* **WORK INSTRUCTIONS**: Give the number of lines that include the string "this", nothing more.

* **ENTRIES PROVIDED**:
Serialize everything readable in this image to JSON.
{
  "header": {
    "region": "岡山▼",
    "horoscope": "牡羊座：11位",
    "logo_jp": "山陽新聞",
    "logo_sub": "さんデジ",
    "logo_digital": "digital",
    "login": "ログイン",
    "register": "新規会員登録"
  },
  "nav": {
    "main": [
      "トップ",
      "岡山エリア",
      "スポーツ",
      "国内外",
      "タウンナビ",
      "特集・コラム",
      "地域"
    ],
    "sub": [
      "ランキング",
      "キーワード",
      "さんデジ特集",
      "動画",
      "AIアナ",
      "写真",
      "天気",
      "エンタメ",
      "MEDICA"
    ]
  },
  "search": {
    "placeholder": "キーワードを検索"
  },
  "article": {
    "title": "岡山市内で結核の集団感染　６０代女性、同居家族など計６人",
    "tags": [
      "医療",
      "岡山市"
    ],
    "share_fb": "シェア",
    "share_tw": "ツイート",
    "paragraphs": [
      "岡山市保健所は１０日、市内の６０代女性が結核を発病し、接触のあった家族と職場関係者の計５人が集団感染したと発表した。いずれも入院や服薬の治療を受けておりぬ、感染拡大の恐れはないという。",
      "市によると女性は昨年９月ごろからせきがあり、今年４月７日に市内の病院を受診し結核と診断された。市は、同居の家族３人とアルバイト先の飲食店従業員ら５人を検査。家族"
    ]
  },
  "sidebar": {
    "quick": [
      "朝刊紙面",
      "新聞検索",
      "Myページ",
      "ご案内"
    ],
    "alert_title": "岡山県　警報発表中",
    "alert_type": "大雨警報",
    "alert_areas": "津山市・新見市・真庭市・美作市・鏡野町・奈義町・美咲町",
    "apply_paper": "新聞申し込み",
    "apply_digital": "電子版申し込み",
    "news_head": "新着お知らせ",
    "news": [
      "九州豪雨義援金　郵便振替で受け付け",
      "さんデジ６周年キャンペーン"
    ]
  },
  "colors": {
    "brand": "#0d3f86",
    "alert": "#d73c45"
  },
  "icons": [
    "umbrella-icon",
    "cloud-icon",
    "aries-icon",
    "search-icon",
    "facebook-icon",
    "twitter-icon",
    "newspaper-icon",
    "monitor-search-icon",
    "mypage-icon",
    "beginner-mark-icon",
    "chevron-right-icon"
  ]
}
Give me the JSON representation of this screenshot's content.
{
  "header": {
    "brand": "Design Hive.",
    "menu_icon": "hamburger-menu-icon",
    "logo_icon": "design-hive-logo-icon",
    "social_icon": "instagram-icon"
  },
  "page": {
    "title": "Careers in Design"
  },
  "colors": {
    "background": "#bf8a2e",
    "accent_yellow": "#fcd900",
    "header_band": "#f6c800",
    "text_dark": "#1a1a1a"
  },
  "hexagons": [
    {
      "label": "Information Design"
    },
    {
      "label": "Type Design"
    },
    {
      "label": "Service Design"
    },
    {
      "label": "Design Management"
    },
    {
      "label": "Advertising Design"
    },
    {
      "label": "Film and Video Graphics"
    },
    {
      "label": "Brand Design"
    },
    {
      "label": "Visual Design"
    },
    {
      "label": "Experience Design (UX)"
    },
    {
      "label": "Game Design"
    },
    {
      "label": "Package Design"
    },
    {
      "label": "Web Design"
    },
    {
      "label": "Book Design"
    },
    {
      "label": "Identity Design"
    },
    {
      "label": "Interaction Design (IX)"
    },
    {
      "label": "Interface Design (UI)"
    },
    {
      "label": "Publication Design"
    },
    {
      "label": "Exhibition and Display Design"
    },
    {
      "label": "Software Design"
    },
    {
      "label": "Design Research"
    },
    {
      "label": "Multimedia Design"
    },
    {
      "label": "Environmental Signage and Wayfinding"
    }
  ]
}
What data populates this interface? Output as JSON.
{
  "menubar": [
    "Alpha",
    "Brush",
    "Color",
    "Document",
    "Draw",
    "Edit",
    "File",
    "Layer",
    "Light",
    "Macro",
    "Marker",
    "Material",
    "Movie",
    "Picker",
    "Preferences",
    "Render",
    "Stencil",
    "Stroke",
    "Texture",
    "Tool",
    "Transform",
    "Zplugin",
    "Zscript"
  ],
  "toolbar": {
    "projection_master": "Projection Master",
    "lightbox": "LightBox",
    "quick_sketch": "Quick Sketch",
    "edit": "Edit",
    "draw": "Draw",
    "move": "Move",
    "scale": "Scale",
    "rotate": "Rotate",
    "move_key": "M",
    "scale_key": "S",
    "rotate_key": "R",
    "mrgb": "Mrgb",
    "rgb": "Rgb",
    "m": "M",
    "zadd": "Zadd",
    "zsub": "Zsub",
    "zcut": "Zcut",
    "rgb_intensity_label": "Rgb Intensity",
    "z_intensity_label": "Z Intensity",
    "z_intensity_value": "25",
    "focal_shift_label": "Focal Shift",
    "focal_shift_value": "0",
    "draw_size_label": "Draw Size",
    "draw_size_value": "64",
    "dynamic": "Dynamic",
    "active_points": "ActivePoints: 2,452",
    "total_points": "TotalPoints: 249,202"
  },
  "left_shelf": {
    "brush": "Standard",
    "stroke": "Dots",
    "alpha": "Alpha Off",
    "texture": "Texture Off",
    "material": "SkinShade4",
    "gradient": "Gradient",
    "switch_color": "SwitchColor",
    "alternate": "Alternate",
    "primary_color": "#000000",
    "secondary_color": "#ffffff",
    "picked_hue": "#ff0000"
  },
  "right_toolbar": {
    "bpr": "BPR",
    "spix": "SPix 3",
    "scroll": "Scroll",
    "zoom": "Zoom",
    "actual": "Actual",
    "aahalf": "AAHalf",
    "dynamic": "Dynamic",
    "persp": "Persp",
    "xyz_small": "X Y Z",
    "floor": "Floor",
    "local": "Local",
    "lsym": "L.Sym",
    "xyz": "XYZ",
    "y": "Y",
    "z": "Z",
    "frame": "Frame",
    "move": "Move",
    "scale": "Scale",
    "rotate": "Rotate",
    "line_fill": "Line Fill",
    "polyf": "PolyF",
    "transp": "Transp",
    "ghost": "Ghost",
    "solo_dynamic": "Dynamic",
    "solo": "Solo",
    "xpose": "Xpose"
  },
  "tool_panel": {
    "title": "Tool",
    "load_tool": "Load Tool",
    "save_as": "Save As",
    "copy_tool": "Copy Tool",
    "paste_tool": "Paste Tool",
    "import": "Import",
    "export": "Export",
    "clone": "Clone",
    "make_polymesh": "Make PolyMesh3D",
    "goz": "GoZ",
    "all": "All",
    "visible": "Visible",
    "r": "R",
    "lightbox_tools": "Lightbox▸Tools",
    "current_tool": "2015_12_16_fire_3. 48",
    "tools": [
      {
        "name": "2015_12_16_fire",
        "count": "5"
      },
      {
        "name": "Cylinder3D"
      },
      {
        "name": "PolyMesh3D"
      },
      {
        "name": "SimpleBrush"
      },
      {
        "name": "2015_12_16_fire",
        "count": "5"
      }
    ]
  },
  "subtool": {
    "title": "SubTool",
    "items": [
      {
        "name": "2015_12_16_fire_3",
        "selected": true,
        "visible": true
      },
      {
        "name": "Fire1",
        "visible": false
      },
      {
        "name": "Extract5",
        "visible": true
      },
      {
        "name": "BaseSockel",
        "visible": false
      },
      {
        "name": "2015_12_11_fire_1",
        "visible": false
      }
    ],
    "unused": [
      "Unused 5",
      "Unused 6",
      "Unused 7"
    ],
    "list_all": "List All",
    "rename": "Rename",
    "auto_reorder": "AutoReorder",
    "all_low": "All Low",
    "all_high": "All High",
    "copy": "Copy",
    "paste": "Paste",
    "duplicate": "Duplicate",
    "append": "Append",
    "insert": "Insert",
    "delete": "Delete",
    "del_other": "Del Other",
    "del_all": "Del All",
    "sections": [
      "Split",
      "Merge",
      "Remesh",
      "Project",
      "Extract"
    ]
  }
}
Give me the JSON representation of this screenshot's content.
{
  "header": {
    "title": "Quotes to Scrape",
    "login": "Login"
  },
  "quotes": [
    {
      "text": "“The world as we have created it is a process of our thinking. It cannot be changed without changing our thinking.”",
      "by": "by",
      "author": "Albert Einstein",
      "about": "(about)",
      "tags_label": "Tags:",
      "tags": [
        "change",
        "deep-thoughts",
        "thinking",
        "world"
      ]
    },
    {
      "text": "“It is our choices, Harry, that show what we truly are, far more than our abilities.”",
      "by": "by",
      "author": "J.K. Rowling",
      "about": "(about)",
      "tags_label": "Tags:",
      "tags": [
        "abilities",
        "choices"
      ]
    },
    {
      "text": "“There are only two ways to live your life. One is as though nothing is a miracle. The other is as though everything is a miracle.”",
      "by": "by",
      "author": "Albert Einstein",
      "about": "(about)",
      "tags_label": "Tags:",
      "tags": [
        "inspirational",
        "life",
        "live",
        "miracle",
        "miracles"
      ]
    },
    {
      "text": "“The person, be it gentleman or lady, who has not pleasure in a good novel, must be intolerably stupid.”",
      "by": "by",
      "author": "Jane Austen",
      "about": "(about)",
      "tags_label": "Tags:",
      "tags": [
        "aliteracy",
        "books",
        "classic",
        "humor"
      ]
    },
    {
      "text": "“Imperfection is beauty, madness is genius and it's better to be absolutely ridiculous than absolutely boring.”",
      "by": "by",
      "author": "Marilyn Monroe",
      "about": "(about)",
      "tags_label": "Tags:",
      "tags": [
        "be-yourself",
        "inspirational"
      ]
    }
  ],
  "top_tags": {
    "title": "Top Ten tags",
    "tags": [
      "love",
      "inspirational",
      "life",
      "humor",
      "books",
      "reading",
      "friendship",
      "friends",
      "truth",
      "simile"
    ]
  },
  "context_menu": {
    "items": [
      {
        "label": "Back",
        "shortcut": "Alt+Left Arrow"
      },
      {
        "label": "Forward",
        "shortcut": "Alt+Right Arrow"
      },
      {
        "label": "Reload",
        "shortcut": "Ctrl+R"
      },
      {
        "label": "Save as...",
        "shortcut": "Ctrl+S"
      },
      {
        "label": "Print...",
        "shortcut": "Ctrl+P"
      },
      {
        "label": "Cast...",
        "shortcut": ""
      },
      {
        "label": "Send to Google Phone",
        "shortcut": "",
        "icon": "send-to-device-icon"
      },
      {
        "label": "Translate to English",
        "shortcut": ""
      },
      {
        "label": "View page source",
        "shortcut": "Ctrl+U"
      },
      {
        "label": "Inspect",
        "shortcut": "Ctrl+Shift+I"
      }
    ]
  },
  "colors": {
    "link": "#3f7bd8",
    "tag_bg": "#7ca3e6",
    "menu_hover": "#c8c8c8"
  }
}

* **OUTPUT OF THE TASK**: 4